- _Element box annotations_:
↓

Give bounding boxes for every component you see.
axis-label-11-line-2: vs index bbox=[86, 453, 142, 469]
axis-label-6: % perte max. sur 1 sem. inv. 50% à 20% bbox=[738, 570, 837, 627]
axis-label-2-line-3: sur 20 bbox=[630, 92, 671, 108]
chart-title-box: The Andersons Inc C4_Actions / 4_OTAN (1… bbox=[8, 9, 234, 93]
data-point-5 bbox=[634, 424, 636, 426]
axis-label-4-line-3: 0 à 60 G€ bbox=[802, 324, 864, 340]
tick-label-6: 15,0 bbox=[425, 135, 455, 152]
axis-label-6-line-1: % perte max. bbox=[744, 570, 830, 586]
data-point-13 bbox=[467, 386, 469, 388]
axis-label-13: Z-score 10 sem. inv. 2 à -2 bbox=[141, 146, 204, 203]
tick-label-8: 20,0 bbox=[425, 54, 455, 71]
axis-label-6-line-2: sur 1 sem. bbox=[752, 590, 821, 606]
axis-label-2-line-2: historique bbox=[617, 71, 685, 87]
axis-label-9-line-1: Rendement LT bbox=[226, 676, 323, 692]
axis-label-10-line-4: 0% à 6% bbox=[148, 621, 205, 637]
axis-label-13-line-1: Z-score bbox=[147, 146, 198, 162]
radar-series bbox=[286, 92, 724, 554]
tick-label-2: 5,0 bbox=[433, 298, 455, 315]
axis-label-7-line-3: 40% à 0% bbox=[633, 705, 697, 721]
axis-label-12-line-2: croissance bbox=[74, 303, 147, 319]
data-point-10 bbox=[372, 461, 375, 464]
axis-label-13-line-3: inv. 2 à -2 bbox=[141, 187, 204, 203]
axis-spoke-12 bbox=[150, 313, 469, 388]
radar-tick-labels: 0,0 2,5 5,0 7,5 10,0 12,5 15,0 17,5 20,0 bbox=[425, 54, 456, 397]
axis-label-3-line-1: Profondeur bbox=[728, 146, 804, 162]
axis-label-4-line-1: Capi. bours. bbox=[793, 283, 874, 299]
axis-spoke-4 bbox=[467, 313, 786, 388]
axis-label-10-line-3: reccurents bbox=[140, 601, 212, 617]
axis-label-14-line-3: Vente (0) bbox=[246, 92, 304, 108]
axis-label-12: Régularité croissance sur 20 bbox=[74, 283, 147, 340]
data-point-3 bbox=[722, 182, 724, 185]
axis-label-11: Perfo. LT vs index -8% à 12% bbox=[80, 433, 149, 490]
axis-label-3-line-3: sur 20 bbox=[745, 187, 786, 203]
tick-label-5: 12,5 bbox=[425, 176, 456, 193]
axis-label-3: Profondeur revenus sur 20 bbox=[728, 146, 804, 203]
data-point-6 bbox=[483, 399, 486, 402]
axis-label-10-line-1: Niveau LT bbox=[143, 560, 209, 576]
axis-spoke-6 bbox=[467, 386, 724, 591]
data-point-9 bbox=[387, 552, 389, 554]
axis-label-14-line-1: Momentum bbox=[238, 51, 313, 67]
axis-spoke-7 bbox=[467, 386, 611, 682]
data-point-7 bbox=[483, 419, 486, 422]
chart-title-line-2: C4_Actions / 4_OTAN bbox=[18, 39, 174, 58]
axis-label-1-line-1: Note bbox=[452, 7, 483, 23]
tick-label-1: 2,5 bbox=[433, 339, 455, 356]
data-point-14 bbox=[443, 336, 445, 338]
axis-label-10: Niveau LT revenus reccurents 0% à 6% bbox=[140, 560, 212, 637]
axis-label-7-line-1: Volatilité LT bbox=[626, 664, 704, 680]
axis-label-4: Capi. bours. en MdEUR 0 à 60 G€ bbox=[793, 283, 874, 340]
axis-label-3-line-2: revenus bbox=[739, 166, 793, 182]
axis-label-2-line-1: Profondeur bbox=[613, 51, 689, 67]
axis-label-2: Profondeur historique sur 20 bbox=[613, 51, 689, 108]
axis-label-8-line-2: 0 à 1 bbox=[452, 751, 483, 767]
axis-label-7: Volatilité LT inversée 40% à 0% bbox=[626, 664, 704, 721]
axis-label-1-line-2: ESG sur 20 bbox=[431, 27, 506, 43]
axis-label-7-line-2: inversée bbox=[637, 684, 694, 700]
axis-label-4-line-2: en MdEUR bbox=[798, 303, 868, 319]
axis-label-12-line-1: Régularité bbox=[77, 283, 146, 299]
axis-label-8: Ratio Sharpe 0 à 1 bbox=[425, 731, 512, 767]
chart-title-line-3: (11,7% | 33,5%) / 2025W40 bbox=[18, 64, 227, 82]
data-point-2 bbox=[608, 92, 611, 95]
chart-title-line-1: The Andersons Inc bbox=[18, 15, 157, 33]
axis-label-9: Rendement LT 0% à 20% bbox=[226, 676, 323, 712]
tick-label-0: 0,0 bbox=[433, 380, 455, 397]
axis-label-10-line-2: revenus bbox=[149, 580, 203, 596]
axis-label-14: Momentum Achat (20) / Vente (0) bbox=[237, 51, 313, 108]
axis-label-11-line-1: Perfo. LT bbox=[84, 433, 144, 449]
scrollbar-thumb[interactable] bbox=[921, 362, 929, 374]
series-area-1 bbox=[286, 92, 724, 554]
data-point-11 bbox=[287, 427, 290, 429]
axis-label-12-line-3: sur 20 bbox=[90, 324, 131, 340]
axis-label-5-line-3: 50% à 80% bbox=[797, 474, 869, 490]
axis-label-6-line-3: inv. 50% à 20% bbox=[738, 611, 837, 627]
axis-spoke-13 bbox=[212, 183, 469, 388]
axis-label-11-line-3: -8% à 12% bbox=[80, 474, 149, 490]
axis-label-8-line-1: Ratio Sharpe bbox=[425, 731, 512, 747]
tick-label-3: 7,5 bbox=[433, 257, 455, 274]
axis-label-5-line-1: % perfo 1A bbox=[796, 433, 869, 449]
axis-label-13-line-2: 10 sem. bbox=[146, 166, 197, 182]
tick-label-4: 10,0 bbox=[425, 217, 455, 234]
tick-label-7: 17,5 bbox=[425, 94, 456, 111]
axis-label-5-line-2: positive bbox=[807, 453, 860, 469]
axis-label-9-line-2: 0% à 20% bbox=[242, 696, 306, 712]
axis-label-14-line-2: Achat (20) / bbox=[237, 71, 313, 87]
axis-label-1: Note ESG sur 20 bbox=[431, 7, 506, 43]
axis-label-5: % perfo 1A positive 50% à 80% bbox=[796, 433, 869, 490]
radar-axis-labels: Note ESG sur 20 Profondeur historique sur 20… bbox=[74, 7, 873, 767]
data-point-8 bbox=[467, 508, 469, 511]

↑

- _GOAL_: Convert the stretch of the listing from its start through the line containing "axis-label-9-line-1: Rendement LT" into a JSON list of strings, one string per line and no entries for blank lines.

- _TASK OUTPUT_:
[
  "Give bounding boxes for every component you see.",
  "axis-label-11-line-2: vs index bbox=[86, 453, 142, 469]",
  "axis-label-6: % perte max. sur 1 sem. inv. 50% à 20% bbox=[738, 570, 837, 627]",
  "axis-label-2-line-3: sur 20 bbox=[630, 92, 671, 108]",
  "chart-title-box: The Andersons Inc C4_Actions / 4_OTAN (1… bbox=[8, 9, 234, 93]",
  "data-point-5 bbox=[634, 424, 636, 426]",
  "axis-label-4-line-3: 0 à 60 G€ bbox=[802, 324, 864, 340]",
  "tick-label-6: 15,0 bbox=[425, 135, 455, 152]",
  "axis-label-6-line-1: % perte max. bbox=[744, 570, 830, 586]",
  "data-point-13 bbox=[467, 386, 469, 388]",
  "axis-label-13: Z-score 10 sem. inv. 2 à -2 bbox=[141, 146, 204, 203]",
  "tick-label-8: 20,0 bbox=[425, 54, 455, 71]",
  "axis-label-6-line-2: sur 1 sem. bbox=[752, 590, 821, 606]",
  "axis-label-2-line-2: historique bbox=[617, 71, 685, 87]",
  "axis-label-9-line-1: Rendement LT bbox=[226, 676, 323, 692]"
]